Steuer-CDs und die Folgen:Deal mit der Commerzbank

Steuer-CDs und die Folgen: Touristen schlendern über die Plaza Francia in Panama City. Panama war für Kunden der Commerzbank und ihr Geld lange ein beliebtes Ziel.

Touristen schlendern über die Plaza Francia in Panama City. Panama war für Kunden der Commerzbank und ihr Geld lange ein beliebtes Ziel.

(Foto: Rodrigo Arangua/AFP)
  • Das Anfang des Jahres eingeleitete Verfahren wegen Beihilfe zur Steuerhinterziehung gegen die Commerzbank wird in absehbarer Zeit eingestellt.
  • Die Bank soll ein Bußgeld in Höhe von 17 Millionen Euro entrichten; bestehend aus Strafzahlungen und Gewinnabschöpfung.

Von Hans Leyendecker und Klaus Ott

Als rund 250 Steuerfahnder die Commerzbank in Frankfurt wegen Luxemburg-Geschäften heimsuchten, gaben sich die Größen des Geldhauses empört. Der Vorstandssprecher klagte, es handele sich um "eine gezielte Aktion gegen unsere Bank und unsere Kunden". Beide würden "in ungerechtfertigter Weise kriminalisiert".

Die Heimsuchung fand 1996 statt, Vorstandssprecher war damals Martin Kohlhaussen. Sieben Jahre später zahlte das Institut rund 31 Millionen Euro an den Fiskus. Die Ermittlungen gegen Mitarbeiter des Hauses wegen Beihilfe zur Steuerhinterziehung wurden im Gegenzug diskret abgeschlossen. Ex-Vorstandsmitglieder mussten hohe Geldauflagen zahlen.

Über all die Jahre schaute immer wieder die Steuerfahndung vorbei. Hessische Ermittler gründeten sogar mal ein "Coba-Team" (Coba für Commerzbank). Routiniert erklärte die Bank meist, dass an den Vorwürfen nichts oder wenig dran sei.

"Hohe Standards bei Integrität und Transparenz"

Als dann im Februar dieses Jahres Kölner Staatsanwälte und Steuerfahnder aus Nordrhein-Westfalen die Frankfurter Zentrale wegen Geschäften der Luxemburger Commerzbank-Tochter, der Commerzbank International, in Panama durchsuchten, erklärte die Bank , da gehe es um "Altfälle". Die Praktiken, für die sich die Ermittler interessierten, seien seit 2007 "grundsätzlich untersagt". Man pflege "hohe Standards bei Integrität und Transparenz".
......
> Kurzauftrag
Setzen Sie den Artikel über die Steuerermittlungen gegen die Commerzbank fort, beginnend nach seinem letzten Satz. Das Material stammt aus einer anderen Quelle als der Artikel.

> Inhalt des Datensatzes
......
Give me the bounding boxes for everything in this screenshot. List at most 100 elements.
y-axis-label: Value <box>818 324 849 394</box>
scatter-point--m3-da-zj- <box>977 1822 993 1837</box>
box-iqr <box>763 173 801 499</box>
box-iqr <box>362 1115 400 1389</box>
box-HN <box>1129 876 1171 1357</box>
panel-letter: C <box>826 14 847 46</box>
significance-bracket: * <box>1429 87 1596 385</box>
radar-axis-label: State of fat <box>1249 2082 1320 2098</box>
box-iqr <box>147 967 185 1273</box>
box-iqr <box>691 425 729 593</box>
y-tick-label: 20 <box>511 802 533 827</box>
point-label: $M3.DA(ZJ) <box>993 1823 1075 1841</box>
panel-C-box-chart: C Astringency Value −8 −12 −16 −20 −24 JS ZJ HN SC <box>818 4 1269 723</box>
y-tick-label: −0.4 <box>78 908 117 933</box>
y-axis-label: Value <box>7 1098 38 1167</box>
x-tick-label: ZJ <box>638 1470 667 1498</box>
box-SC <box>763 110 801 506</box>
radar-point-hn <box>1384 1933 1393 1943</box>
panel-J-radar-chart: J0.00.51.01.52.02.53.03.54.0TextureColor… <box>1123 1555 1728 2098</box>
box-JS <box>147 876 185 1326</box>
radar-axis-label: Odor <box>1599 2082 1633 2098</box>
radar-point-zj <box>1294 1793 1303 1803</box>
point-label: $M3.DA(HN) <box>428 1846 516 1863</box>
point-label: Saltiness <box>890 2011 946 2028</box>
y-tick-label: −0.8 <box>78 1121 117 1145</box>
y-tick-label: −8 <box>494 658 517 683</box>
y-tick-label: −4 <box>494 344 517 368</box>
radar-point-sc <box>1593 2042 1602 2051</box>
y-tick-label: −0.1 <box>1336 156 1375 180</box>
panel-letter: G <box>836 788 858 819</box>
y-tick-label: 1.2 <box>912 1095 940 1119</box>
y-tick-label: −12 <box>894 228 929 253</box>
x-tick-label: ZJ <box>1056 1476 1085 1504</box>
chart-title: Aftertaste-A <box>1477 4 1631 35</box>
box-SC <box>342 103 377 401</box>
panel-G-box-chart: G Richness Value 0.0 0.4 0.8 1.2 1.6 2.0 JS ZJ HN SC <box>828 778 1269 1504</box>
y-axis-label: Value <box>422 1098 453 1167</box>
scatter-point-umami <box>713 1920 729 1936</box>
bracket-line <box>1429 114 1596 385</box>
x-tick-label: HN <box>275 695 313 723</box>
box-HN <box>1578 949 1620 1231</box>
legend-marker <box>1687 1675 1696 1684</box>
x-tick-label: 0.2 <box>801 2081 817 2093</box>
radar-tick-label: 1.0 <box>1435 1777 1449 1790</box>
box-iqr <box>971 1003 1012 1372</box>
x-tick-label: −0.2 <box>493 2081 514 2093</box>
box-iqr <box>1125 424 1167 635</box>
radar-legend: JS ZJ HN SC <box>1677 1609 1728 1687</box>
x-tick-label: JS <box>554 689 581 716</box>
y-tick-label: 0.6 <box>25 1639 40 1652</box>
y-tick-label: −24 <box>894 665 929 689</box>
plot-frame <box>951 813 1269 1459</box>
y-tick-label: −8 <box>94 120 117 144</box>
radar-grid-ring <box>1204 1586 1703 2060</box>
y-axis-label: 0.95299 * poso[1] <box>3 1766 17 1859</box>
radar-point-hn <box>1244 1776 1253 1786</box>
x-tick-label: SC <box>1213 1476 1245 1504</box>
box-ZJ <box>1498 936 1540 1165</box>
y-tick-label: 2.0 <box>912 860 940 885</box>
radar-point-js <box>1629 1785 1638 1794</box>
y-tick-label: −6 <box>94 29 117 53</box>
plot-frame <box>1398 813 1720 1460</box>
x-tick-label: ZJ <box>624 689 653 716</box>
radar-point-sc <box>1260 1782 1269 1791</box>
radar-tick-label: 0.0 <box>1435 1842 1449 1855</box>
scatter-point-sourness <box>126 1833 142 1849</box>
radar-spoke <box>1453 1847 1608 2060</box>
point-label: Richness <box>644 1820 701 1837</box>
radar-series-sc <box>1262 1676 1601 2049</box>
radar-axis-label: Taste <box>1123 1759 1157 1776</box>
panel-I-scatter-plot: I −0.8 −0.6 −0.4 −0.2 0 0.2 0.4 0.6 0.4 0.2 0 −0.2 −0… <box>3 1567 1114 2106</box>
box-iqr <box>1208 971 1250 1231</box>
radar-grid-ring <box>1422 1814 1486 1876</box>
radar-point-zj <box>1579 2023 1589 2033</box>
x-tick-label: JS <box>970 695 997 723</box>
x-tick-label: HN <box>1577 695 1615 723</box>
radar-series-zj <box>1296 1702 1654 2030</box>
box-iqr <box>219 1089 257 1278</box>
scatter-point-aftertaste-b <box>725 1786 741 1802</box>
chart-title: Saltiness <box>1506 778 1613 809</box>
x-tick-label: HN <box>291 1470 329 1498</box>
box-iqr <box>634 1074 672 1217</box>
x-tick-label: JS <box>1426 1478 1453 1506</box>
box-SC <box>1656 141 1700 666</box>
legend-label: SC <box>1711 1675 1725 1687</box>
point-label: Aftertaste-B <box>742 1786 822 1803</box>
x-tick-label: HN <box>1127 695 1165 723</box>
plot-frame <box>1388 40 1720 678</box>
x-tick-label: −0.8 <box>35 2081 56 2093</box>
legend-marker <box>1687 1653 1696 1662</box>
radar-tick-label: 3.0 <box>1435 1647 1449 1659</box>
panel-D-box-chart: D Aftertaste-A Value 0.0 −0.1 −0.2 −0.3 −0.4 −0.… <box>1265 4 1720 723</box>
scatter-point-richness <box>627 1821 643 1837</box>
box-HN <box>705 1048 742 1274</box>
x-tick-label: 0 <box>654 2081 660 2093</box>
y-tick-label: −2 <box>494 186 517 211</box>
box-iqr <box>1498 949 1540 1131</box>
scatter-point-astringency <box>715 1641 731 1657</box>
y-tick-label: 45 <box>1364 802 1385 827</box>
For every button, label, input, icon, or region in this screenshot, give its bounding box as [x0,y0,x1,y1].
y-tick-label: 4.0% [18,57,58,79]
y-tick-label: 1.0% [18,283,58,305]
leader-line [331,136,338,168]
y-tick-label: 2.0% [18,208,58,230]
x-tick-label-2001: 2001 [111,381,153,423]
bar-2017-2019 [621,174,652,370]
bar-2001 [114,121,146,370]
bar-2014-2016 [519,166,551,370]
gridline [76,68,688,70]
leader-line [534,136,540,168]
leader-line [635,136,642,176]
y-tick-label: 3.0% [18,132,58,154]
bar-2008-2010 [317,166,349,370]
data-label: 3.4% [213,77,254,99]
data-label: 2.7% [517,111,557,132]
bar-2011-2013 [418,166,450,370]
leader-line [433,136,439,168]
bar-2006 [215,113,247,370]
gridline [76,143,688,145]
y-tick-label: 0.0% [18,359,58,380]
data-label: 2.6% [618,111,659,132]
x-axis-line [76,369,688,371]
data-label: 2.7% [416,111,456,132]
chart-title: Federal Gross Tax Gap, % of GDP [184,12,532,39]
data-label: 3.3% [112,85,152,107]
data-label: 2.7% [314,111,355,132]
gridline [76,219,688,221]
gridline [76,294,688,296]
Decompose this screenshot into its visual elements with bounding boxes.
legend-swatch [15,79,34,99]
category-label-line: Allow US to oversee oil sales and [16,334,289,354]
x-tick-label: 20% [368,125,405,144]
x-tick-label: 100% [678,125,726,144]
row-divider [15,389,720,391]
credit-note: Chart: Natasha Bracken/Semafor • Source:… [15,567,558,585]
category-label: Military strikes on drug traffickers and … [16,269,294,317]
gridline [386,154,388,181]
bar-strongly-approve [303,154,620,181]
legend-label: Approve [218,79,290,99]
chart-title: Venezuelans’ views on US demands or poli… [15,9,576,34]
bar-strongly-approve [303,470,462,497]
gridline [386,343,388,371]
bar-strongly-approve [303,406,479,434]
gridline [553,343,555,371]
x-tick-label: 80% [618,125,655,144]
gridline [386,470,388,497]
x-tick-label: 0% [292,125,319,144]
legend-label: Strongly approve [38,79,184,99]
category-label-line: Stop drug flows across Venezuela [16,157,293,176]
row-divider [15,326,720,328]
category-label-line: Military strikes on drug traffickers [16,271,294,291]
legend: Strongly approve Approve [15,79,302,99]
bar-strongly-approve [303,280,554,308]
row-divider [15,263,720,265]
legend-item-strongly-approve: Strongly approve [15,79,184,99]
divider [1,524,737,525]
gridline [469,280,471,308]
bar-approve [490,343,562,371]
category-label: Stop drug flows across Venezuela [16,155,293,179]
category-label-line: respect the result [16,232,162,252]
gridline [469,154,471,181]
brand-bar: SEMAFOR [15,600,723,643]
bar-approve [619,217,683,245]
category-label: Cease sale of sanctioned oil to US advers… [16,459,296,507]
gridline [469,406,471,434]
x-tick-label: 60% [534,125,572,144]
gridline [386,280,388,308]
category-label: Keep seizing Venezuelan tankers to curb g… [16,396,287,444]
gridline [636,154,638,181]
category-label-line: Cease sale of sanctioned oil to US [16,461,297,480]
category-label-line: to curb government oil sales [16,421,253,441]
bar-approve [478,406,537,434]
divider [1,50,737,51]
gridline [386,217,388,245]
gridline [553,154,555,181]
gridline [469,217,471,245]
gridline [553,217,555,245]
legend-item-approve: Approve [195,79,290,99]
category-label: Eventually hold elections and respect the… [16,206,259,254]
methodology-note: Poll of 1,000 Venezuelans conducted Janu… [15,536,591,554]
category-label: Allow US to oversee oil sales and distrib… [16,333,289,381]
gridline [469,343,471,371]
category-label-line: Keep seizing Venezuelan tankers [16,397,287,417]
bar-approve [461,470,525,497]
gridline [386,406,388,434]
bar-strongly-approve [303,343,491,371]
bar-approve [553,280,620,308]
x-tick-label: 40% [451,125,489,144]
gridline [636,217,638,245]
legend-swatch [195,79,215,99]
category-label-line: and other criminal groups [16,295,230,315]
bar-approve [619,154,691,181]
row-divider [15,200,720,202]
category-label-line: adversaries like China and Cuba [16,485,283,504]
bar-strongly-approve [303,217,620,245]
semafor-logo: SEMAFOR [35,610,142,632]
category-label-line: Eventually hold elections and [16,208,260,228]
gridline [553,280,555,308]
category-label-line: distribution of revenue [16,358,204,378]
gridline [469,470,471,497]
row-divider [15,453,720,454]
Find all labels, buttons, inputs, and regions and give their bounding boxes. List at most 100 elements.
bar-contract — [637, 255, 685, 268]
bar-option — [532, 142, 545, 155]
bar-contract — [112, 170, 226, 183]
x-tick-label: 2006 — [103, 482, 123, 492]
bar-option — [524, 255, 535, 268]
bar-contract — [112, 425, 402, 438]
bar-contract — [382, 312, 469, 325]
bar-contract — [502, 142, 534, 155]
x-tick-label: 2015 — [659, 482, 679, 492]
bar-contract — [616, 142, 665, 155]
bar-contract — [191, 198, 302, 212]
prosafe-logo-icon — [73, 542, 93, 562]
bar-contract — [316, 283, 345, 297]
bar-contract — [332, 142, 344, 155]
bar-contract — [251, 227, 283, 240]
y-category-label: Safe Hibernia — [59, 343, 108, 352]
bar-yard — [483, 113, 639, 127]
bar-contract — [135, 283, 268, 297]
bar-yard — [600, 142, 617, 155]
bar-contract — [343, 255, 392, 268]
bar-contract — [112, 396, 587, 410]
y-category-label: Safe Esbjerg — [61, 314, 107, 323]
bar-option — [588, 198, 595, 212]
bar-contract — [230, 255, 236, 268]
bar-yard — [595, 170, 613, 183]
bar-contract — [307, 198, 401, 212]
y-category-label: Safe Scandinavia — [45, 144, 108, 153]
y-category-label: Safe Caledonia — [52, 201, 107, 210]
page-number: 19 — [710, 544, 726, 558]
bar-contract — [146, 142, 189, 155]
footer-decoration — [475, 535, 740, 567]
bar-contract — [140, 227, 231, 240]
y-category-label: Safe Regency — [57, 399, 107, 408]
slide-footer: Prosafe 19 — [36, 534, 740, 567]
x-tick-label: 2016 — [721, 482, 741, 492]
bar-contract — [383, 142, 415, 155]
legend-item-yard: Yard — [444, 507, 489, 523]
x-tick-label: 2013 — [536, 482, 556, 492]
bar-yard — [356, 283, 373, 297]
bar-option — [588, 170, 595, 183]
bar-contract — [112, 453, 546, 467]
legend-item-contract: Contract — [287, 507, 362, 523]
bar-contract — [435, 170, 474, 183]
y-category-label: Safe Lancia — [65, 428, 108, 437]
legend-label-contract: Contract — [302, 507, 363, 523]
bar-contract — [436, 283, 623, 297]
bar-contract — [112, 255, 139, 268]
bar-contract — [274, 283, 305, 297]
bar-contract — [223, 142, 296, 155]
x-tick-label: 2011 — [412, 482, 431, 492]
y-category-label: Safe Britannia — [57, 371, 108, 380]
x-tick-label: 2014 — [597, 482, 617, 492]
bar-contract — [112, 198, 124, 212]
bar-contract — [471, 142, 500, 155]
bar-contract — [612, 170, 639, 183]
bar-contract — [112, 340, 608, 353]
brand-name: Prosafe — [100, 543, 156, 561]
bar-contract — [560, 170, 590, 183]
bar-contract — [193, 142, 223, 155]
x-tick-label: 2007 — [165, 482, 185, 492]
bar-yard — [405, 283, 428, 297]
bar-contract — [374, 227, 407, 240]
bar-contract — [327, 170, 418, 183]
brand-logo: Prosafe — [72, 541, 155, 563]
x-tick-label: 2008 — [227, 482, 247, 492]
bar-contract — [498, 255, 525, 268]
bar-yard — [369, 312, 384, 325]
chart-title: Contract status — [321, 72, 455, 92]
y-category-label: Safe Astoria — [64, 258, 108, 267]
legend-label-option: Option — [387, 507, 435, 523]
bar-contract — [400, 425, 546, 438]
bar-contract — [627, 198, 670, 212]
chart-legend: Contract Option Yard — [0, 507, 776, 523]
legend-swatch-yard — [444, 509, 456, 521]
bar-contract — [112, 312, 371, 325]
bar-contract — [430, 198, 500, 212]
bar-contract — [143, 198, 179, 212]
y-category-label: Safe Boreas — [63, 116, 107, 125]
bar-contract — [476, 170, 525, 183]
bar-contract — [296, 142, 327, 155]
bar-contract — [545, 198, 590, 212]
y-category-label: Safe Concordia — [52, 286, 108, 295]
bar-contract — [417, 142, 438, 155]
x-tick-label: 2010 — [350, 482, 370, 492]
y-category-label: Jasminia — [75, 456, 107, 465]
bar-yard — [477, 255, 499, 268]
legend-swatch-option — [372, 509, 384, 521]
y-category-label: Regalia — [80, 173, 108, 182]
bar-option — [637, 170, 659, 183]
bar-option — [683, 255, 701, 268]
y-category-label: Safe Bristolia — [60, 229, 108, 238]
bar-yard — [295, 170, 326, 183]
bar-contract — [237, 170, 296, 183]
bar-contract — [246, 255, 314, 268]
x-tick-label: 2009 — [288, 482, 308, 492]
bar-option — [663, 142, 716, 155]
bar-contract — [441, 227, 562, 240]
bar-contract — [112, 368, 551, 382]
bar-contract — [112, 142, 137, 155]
......
> Lösung der Aufgabe
Das Anfang des Jahres eingeleitete Verfahren wegen Beihilfe zur Steuerhinterziehung wird nach Informationen von Süddeutscher Zeitung, NDR und WDR in absehbarer Zeit eingestellt. Die Bank soll ein Bußgeld in Höhe von 17 Millionen Euro entrichten; bestehend aus Strafzahlungen und Gewinnabschöpfung. So ist es zwischen der Staatsanwaltschaft und der Coba verabredet. Die formale Umsetzung, also der Bußgeldbescheid an die Bank und die Überweisung des Betrages, steht noch aus.

Die Commerzbank ist das dritte Institut, das wegen der Luxemburg-Panama-Geschäfte bestraft wird. Als erstes Geldhaus hatte die Hypo-Vereinsbank (HVB) einen Deal mit den Strafverfolgern ausgehandelt. Die HVB hatte ebenfalls via Luxemburg Briefkastenfirmen in Panama vermittelt. Sie zahlt weniger als zwanzig Millionen Euro.

Dann war die HSH Nordbank an der Reihe; eine Landesbank. Die HSH, sie gehört vor allem der Hansestadt Hamburg und Schleswig Holstein, muss gut 22 Millionen Euro berappen. Aber die Schizophrenie bleibt: Ein staatliches Institut hat Steuerbetrügern geholfen, den Staat über Luxemburg und mithilfe von Briefkastenfirmen in Panama um viel Geld zu betrügen.

Und jetzt die Commerzbank: Das zweitgrößte Geldhaus der Republik ist keine Staatsbank. Aber der Staat war da, als die Bank Hilfe brauchte. In der Finanzkrise erhielt die Commerzbank 18 Milliarden Euro aus dem Steuersäckel. Das hat sie lange Zeit nicht davon abgehalten, Löcher in das Steuersäckel zu schneiden. Mindestens drei weitere Banken werden in dem Verfahren wohl noch zur Kasse gebeten. Zwei weitere Landesbanken sind darunter.

Behörden völlig überlastet

Was sagt das über die Welt? Zahlenmenschen werden argumentieren, das Verfahren habe sich für den Staat gelohnt. Für eine knappe Million Euro hatte NRW Unterlagen über die illegalen Geschäfte gekauft. Hunderte von Ermittlungsverfahren gegen Steuerbetrüger, die sich in der Steueroase Panama sicher gewähnt hatten, wurden eingeleitet. Die Briefkastenfirmen hatten Tarnnamen wie "La Rosita" oder "Crocodile Tree Corp.", und hinter dem exotischen Getue stand meist der schlichte Entschluss, dem Fiskus nicht zu geben, was des Fiskus ist.

Die Verfahren gegen die Steuerhinterzieher aus ganz Deutschland werden zu hohen Nachzahlungen und, als Sanktion, Geldauflagen führen. Und die deutschen Beihilfe-Banken werden, das lässt sich ahnen, am Ende insgesamt über hundert Millionen Euro Bußgeld zahlen müssen. Also haben die Zahlenmenschen recht?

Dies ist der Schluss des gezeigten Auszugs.